Structured figure records
------------------------

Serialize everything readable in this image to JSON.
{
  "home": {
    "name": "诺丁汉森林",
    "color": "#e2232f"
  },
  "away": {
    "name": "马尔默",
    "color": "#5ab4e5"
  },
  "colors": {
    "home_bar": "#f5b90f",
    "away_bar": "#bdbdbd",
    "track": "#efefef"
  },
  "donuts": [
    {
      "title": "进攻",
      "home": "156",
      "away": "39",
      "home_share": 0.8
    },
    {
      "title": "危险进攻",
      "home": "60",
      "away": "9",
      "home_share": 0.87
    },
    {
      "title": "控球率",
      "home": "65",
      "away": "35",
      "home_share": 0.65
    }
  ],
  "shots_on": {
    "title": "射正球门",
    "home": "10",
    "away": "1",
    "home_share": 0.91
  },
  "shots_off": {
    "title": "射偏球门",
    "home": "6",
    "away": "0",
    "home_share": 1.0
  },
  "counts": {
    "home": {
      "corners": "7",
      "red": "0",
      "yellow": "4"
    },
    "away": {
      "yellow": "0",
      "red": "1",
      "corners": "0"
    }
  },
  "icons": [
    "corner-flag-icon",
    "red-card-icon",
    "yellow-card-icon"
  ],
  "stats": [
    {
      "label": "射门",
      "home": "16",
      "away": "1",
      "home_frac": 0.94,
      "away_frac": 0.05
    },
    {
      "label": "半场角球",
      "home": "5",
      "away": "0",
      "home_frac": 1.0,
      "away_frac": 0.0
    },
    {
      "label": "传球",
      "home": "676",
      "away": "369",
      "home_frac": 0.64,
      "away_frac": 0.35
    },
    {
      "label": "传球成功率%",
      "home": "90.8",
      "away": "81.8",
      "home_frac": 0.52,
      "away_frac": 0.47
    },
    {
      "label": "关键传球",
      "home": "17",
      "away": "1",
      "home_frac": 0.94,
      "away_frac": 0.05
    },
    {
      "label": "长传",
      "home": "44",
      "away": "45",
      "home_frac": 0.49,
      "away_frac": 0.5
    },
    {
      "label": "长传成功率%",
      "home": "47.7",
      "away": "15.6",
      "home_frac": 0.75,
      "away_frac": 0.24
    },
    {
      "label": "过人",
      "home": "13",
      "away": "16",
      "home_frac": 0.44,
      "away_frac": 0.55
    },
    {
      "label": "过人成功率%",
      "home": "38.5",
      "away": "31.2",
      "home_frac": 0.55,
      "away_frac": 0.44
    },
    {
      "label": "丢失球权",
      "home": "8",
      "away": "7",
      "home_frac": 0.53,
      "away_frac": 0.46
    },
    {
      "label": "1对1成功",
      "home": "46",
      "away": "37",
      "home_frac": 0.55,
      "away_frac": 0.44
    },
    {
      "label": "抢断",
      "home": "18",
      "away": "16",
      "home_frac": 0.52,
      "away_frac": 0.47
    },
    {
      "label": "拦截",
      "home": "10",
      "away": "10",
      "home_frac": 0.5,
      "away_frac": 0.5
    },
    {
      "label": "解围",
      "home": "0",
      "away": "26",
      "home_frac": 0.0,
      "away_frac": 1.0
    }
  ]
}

------------------------

◆ INSTRUCTION ◆
In the records above, collect each line with "title".

◆ OUTPUT BELOW ◆
      "title": "进攻",
      "title": "危险进攻",
      "title": "控球率",
    "title": "射正球门",
    "title": "射偏球门",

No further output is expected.